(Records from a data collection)

==========

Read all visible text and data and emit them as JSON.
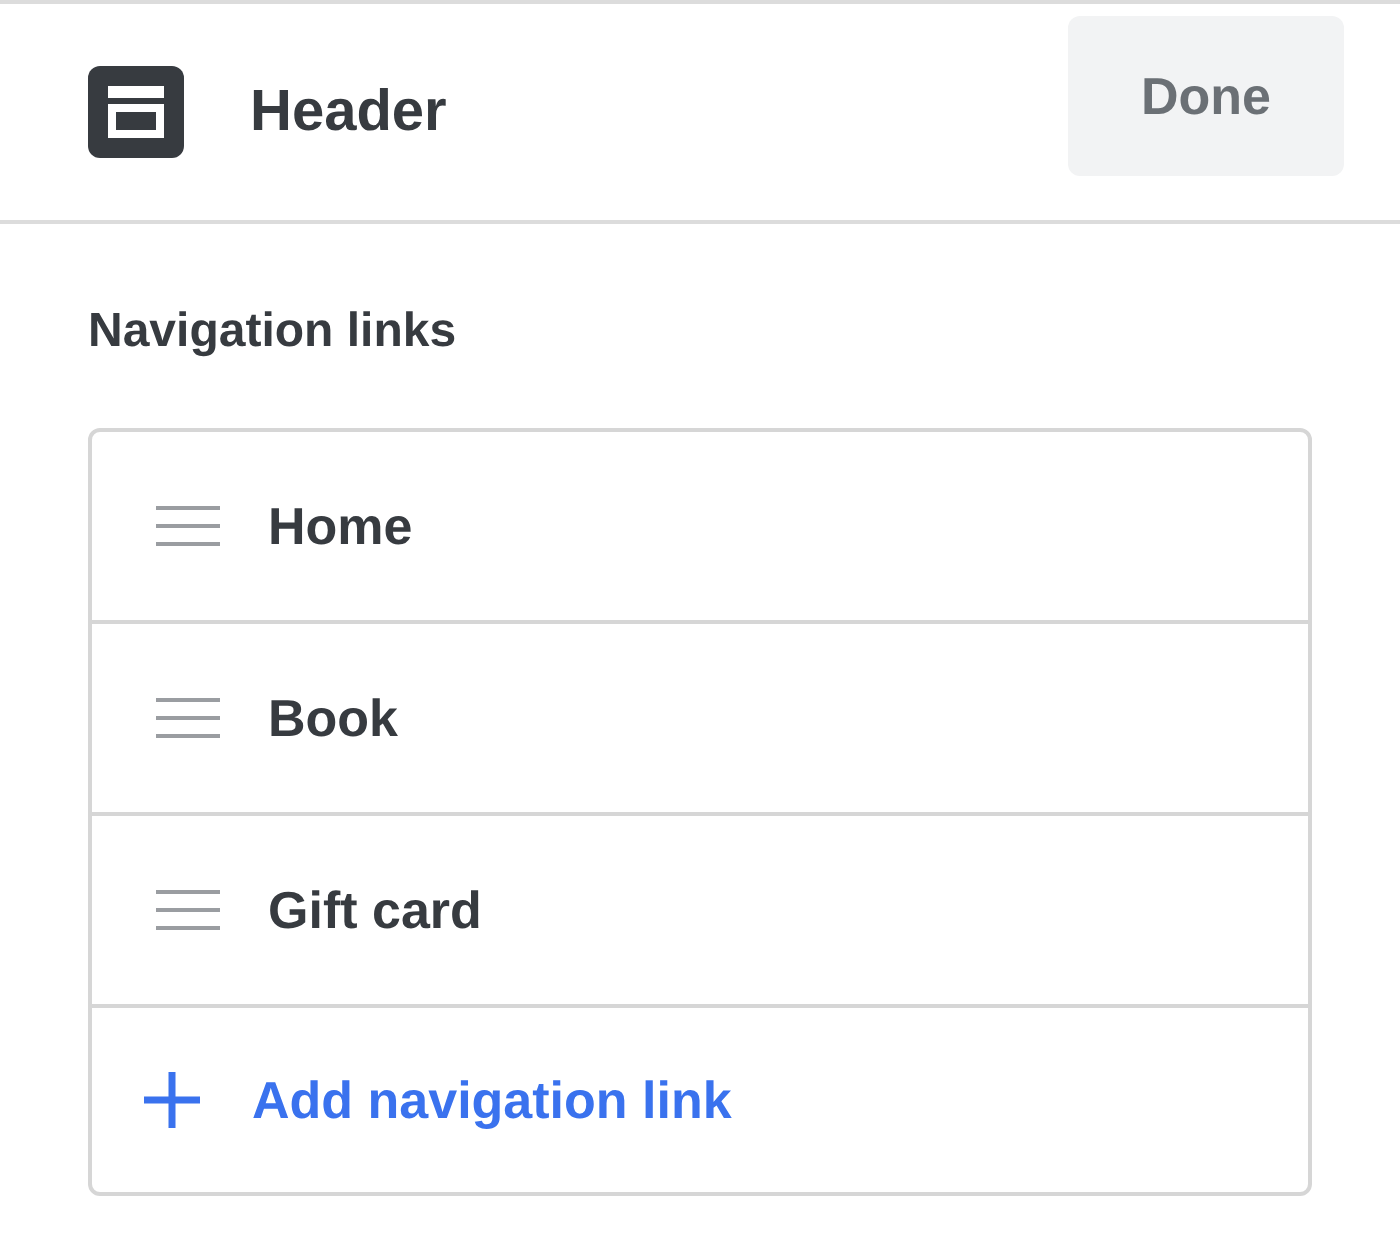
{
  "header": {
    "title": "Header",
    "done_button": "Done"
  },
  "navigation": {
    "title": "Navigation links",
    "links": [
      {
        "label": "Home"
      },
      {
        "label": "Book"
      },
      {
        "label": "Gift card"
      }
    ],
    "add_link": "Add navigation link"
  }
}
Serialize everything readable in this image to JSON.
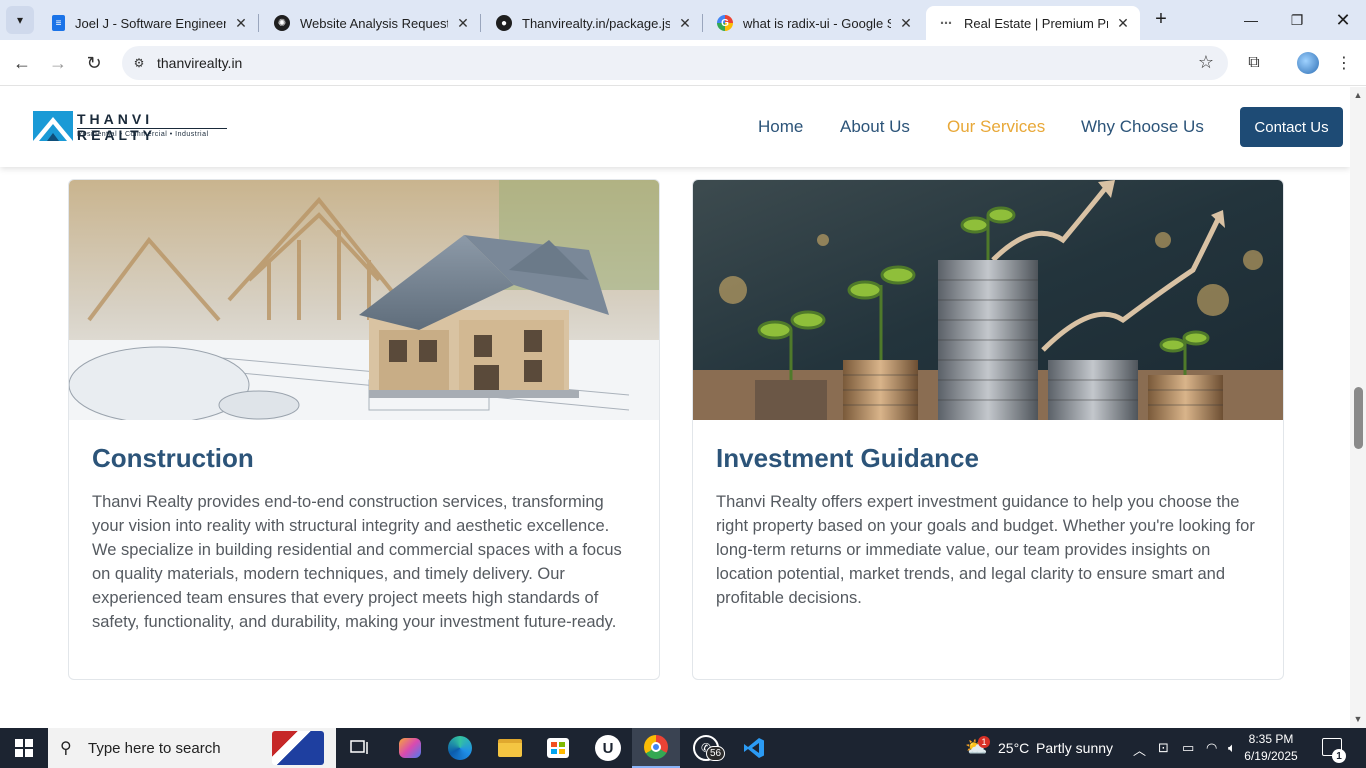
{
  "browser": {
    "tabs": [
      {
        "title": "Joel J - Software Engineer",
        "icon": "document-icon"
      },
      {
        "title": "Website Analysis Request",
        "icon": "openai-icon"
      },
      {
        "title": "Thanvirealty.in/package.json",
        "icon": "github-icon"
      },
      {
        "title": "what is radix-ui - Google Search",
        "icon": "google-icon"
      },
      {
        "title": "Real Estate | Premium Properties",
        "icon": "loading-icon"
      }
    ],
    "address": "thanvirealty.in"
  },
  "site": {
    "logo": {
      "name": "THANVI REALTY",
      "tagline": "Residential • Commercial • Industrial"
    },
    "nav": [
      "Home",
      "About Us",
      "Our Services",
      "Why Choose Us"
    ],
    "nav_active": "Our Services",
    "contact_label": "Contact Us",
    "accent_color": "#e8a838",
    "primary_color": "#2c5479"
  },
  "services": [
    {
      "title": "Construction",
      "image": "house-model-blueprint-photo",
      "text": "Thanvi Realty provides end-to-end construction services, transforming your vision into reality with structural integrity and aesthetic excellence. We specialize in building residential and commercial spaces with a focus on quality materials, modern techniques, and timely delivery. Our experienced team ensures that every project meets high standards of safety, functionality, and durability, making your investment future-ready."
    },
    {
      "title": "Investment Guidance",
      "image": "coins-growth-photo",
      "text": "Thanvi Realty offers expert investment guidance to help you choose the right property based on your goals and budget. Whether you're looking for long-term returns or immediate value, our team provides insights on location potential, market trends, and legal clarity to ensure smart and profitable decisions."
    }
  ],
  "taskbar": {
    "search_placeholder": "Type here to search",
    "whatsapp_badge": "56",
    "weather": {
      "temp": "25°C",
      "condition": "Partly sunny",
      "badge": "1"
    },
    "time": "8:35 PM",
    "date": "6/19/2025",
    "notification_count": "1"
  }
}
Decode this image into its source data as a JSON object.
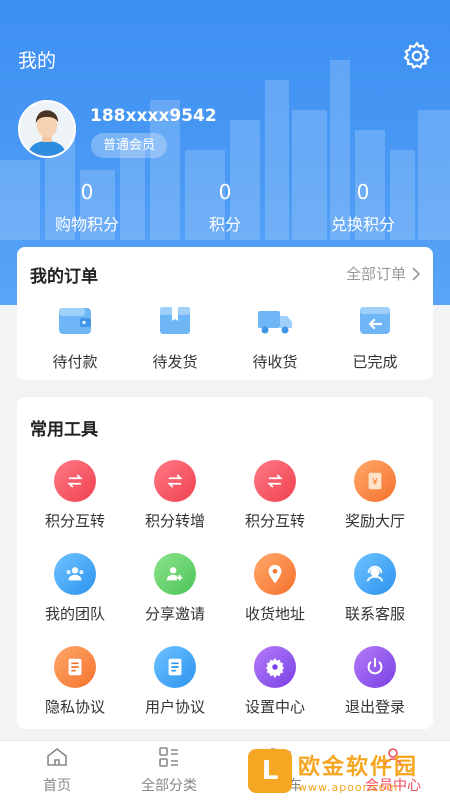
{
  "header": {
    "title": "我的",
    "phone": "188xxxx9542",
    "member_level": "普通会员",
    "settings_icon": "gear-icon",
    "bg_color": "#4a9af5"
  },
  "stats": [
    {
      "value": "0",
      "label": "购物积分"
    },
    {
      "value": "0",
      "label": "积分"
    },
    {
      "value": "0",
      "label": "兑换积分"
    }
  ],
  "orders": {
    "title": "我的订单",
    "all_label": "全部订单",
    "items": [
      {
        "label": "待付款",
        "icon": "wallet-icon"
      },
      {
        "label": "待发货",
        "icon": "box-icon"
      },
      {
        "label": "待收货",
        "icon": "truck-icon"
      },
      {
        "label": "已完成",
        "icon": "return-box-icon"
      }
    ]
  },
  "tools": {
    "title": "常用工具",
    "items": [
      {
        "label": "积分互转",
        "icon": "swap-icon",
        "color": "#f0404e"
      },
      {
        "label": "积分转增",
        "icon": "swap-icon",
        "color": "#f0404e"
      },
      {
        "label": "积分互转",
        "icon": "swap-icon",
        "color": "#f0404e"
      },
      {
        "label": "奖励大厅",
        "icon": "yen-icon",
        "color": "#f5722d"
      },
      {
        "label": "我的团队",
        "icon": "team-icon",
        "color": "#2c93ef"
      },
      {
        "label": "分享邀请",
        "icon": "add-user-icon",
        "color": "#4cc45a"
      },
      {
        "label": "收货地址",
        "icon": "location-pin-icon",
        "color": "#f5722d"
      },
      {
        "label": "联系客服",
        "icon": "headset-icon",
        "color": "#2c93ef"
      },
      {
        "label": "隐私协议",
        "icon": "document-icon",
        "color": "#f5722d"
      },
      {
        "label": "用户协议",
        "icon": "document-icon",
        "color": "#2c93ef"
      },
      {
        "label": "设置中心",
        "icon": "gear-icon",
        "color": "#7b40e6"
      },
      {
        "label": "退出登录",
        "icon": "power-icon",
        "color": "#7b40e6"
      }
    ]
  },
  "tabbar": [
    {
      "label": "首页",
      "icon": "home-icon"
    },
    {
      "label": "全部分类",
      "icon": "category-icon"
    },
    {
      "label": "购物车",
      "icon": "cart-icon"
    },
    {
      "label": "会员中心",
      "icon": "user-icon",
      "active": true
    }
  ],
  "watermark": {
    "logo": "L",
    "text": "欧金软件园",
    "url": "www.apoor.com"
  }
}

==========

Exercise description: Write the lines above out again exactly, without any of their pictures.

Finished answer:
Read all visible text and data and emit them as JSON.
{
  "header": {
    "title": "Header",
    "done_button": "Done"
  },
  "navigation": {
    "title": "Navigation links",
    "links": [
      {
        "label": "Home"
      },
      {
        "label": "Book"
      },
      {
        "label": "Gift card"
      }
    ],
    "add_link": "Add navigation link"
  }
}
Serialize everything readable in this image to JSON.
{
  "browser": {
    "tabs": [
      {
        "title": "Joel J - Software Engineer",
        "icon": "document-icon"
      },
      {
        "title": "Website Analysis Request",
        "icon": "openai-icon"
      },
      {
        "title": "Thanvirealty.in/package.json",
        "icon": "github-icon"
      },
      {
        "title": "what is radix-ui - Google Search",
        "icon": "google-icon"
      },
      {
        "title": "Real Estate | Premium Properties",
        "icon": "loading-icon"
      }
    ],
    "address": "thanvirealty.in"
  },
  "site": {
    "logo": {
      "name": "THANVI REALTY",
      "tagline": "Residential • Commercial • Industrial"
    },
    "nav": [
      "Home",
      "About Us",
      "Our Services",
      "Why Choose Us"
    ],
    "nav_active": "Our Services",
    "contact_label": "Contact Us",
    "accent_color": "#e8a838",
    "primary_color": "#2c5479"
  },
  "services": [
    {
      "title": "Construction",
      "image": "house-model-blueprint-photo",
      "text": "Thanvi Realty provides end-to-end construction services, transforming your vision into reality with structural integrity and aesthetic excellence. We specialize in building residential and commercial spaces with a focus on quality materials, modern techniques, and timely delivery. Our experienced team ensures that every project meets high standards of safety, functionality, and durability, making your investment future-ready."
    },
    {
      "title": "Investment Guidance",
      "image": "coins-growth-photo",
      "text": "Thanvi Realty offers expert investment guidance to help you choose the right property based on your goals and budget. Whether you're looking for long-term returns or immediate value, our team provides insights on location potential, market trends, and legal clarity to ensure smart and profitable decisions."
    }
  ],
  "taskbar": {
    "search_placeholder": "Type here to search",
    "whatsapp_badge": "56",
    "weather": {
      "temp": "25°C",
      "condition": "Partly sunny",
      "badge": "1"
    },
    "time": "8:35 PM",
    "date": "6/19/2025",
    "notification_count": "1"
  }
}
Decode this image into its source data as a JSON object.
{
  "header": {
    "title": "我的",
    "phone": "188xxxx9542",
    "member_level": "普通会员",
    "settings_icon": "gear-icon",
    "bg_color": "#4a9af5"
  },
  "stats": [
    {
      "value": "0",
      "label": "购物积分"
    },
    {
      "value": "0",
      "label": "积分"
    },
    {
      "value": "0",
      "label": "兑换积分"
    }
  ],
  "orders": {
    "title": "我的订单",
    "all_label": "全部订单",
    "items": [
      {
        "label": "待付款",
        "icon": "wallet-icon"
      },
      {
        "label": "待发货",
        "icon": "box-icon"
      },
      {
        "label": "待收货",
        "icon": "truck-icon"
      },
      {
        "label": "已完成",
        "icon": "return-box-icon"
      }
    ]
  },
  "tools": {
    "title": "常用工具",
    "items": [
      {
        "label": "积分互转",
        "icon": "swap-icon",
        "color": "#f0404e"
      },
      {
        "label": "积分转增",
        "icon": "swap-icon",
        "color": "#f0404e"
      },
      {
        "label": "积分互转",
        "icon": "swap-icon",
        "color": "#f0404e"
      },
      {
        "label": "奖励大厅",
        "icon": "yen-icon",
        "color": "#f5722d"
      },
      {
        "label": "我的团队",
        "icon": "team-icon",
        "color": "#2c93ef"
      },
      {
        "label": "分享邀请",
        "icon": "add-user-icon",
        "color": "#4cc45a"
      },
      {
        "label": "收货地址",
        "icon": "location-pin-icon",
        "color": "#f5722d"
      },
      {
        "label": "联系客服",
        "icon": "headset-icon",
        "color": "#2c93ef"
      },
      {
        "label": "隐私协议",
        "icon": "document-icon",
        "color": "#f5722d"
      },
      {
        "label": "用户协议",
        "icon": "document-icon",
        "color": "#2c93ef"
      },
      {
        "label": "设置中心",
        "icon": "gear-icon",
        "color": "#7b40e6"
      },
      {
        "label": "退出登录",
        "icon": "power-icon",
        "color": "#7b40e6"
      }
    ]
  },
  "tabbar": [
    {
      "label": "首页",
      "icon": "home-icon"
    },
    {
      "label": "全部分类",
      "icon": "category-icon"
    },
    {
      "label": "购物车",
      "icon": "cart-icon"
    },
    {
      "label": "会员中心",
      "icon": "user-icon",
      "active": true
    }
  ],
  "watermark": {
    "logo": "L",
    "text": "欧金软件园",
    "url": "www.apoor.com"
  }
}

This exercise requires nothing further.